TASK STATEMENT: Copy all the entries below exactly, but not the pictures.

DATA ROWS:
--- Begin ---
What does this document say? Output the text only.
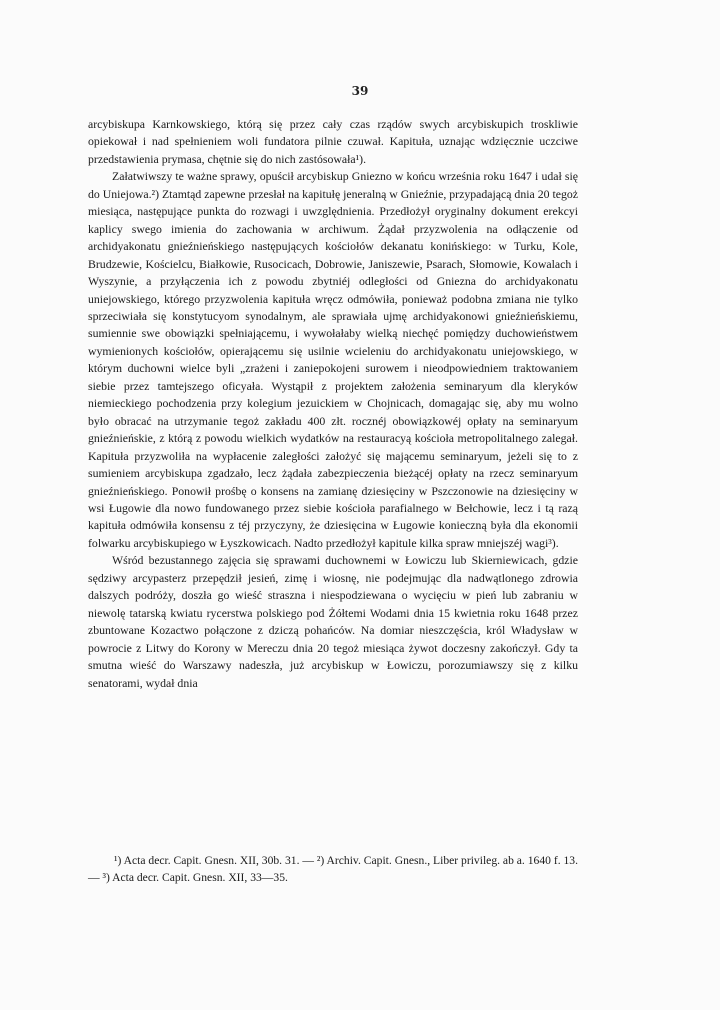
39

arcybiskupa Karnkowskiego, którą się przez cały czas rządów swych arcybiskupich troskliwie opiekował i nad spełnieniem woli fundatora pilnie czuwał. Kapituła, uznając wdzięcznie uczciwe przedstawienia prymasa, chętnie się do nich zastósowała¹).

Załatwiwszy te ważne sprawy, opuścił arcybiskup Gniezno w końcu września roku 1647 i udał się do Uniejowa.²) Ztamtąd zapewne przesłał na kapitułę jeneralną w Gnieźnie, przypadającą dnia 20 tegoż miesiąca, następujące punkta do rozwagi i uwzględnienia. Przedłożył oryginalny dokument erekcyi kaplicy swego imienia do zachowania w archiwum. Żądał przyzwolenia na odłączenie od archidyakonatu gnieźnieńskiego następujących kościołów dekanatu konińskiego: w Turku, Kole, Brudzewie, Kościelcu, Białkowie, Rusocicach, Dobrowie, Janiszewie, Psarach, Słomowie, Kowalach i Wyszynie, a przyłączenia ich z powodu zbytniéj odległości od Gniezna do archidyakonatu uniejowskiego, którego przyzwolenia kapituła wręcz odmówiła, ponieważ podobna zmiana nie tylko sprzeciwiała się konstytucyom synodalnym, ale sprawiała ujmę archidyakonowi gnieźnieńskiemu, sumiennie swe obowiązki spełniającemu, i wywołałaby wielką niechęć pomiędzy duchowieństwem wymienionych kościołów, opierającemu się usilnie wcieleniu do archidyakonatu uniejowskiego, w którym duchowni wielce byli „zrażeni i zaniepokojeni surowem i nieodpowiedniem traktowaniem siebie przez tamtejszego oficyała. Wystąpił z projektem założenia seminaryum dla kleryków niemieckiego pochodzenia przy kolegium jezuickiem w Chojnicach, domagając się, aby mu wolno było obracać na utrzymanie tegoż zakładu 400 złt. rocznéj obowiązkowéj opłaty na seminaryum gnieźnieńskie, z którą z powodu wielkich wydatków na restauracyą kościoła metropolitalnego zalegał. Kapituła przyzwoliła na wypłacenie zaległości założyć się mającemu seminaryum, jeżeli się to z sumieniem arcybiskupa zgadzało, lecz żądała zabezpieczenia bieżącéj opłaty na rzecz seminaryum gnieźnieńskiego. Ponowił prośbę o konsens na zamianę dziesięciny w Pszczonowie na dziesięciny w wsi Ługowie dla nowo fundowanego przez siebie kościoła parafialnego w Bełchowie, lecz i tą razą kapituła odmówiła konsensu z téj przyczyny, że dziesięcina w Ługowie konieczną była dla ekonomii folwarku arcybiskupiego w Łyszkowicach. Nadto przedłożył kapitule kilka spraw mniejszéj wagi³).

Wśród bezustannego zajęcia się sprawami duchownemi w Łowiczu lub Skierniewicach, gdzie sędziwy arcypasterz przepędził jesień, zimę i wiosnę, nie podejmując dla nadwątlonego zdrowia dalszych podróży, doszła go wieść straszna i niespodziewana o wycięciu w pień lub zabraniu w niewolę tatarską kwiatu rycerstwa polskiego pod Żółtemi Wodami dnia 15 kwietnia roku 1648 przez zbuntowane Kozactwo połączone z dziczą pohańców. Na domiar nieszczęścia, król Władysław w powrocie z Litwy do Korony w Mereczu dnia 20 tegoż miesiąca żywot doczesny zakończył. Gdy ta smutna wieść do Warszawy nadeszła, już arcybiskup w Łowiczu, porozumiawszy się z kilku senatorami, wydał dnia

¹) Acta decr. Capit. Gnesn. XII, 30b. 31. — ²) Archiv. Capit. Gnesn., Liber privileg. ab a. 1640 f. 13. — ³) Acta decr. Capit. Gnesn. XII, 33—35.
--- End ---
RESULT OF THE EXERCISE:
What does this document say? Output the text only.
39

arcybiskupa Karnkowskiego, którą się przez cały czas rządów swych arcybiskupich troskliwie opiekował i nad spełnieniem woli fundatora pilnie czuwał. Kapituła, uznając wdzięcznie uczciwe przedstawienia prymasa, chętnie się do nich zastósowała¹).

Załatwiwszy te ważne sprawy, opuścił arcybiskup Gniezno w końcu września roku 1647 i udał się do Uniejowa.²) Ztamtąd zapewne przesłał na kapitułę jeneralną w Gnieźnie, przypadającą dnia 20 tegoż miesiąca, następujące punkta do rozwagi i uwzględnienia. Przedłożył oryginalny dokument erekcyi kaplicy swego imienia do zachowania w archiwum. Żądał przyzwolenia na odłączenie od archidyakonatu gnieźnieńskiego następujących kościołów dekanatu konińskiego: w Turku, Kole, Brudzewie, Kościelcu, Białkowie, Rusocicach, Dobrowie, Janiszewie, Psarach, Słomowie, Kowalach i Wyszynie, a przyłączenia ich z powodu zbytniéj odległości od Gniezna do archidyakonatu uniejowskiego, którego przyzwolenia kapituła wręcz odmówiła, ponieważ podobna zmiana nie tylko sprzeciwiała się konstytucyom synodalnym, ale sprawiała ujmę archidyakonowi gnieźnieńskiemu, sumiennie swe obowiązki spełniającemu, i wywołałaby wielką niechęć pomiędzy duchowieństwem wymienionych kościołów, opierającemu się usilnie wcieleniu do archidyakonatu uniejowskiego, w którym duchowni wielce byli „zrażeni i zaniepokojeni surowem i nieodpowiedniem traktowaniem siebie przez tamtejszego oficyała. Wystąpił z projektem założenia seminaryum dla kleryków niemieckiego pochodzenia przy kolegium jezuickiem w Chojnicach, domagając się, aby mu wolno było obracać na utrzymanie tegoż zakładu 400 złt. rocznéj obowiązkowéj opłaty na seminaryum gnieźnieńskie, z którą z powodu wielkich wydatków na restauracyą kościoła metropolitalnego zalegał. Kapituła przyzwoliła na wypłacenie zaległości założyć się mającemu seminaryum, jeżeli się to z sumieniem arcybiskupa zgadzało, lecz żądała zabezpieczenia bieżącéj opłaty na rzecz seminaryum gnieźnieńskiego. Ponowił prośbę o konsens na zamianę dziesięciny w Pszczonowie na dziesięciny w wsi Ługowie dla nowo fundowanego przez siebie kościoła parafialnego w Bełchowie, lecz i tą razą kapituła odmówiła konsensu z téj przyczyny, że dziesięcina w Ługowie konieczną była dla ekonomii folwarku arcybiskupiego w Łyszkowicach. Nadto przedłożył kapitule kilka spraw mniejszéj wagi³).

Wśród bezustannego zajęcia się sprawami duchownemi w Łowiczu lub Skierniewicach, gdzie sędziwy arcypasterz przepędził jesień, zimę i wiosnę, nie podejmując dla nadwątlonego zdrowia dalszych podróży, doszła go wieść straszna i niespodziewana o wycięciu w pień lub zabraniu w niewolę tatarską kwiatu rycerstwa polskiego pod Żółtemi Wodami dnia 15 kwietnia roku 1648 przez zbuntowane Kozactwo połączone z dziczą pohańców. Na domiar nieszczęścia, król Władysław w powrocie z Litwy do Korony w Mereczu dnia 20 tegoż miesiąca żywot doczesny zakończył. Gdy ta smutna wieść do Warszawy nadeszła, już arcybiskup w Łowiczu, porozumiawszy się z kilku senatorami, wydał dnia

¹) Acta decr. Capit. Gnesn. XII, 30b. 31. — ²) Archiv. Capit. Gnesn., Liber privileg. ab a. 1640 f. 13. — ³) Acta decr. Capit. Gnesn. XII, 33—35.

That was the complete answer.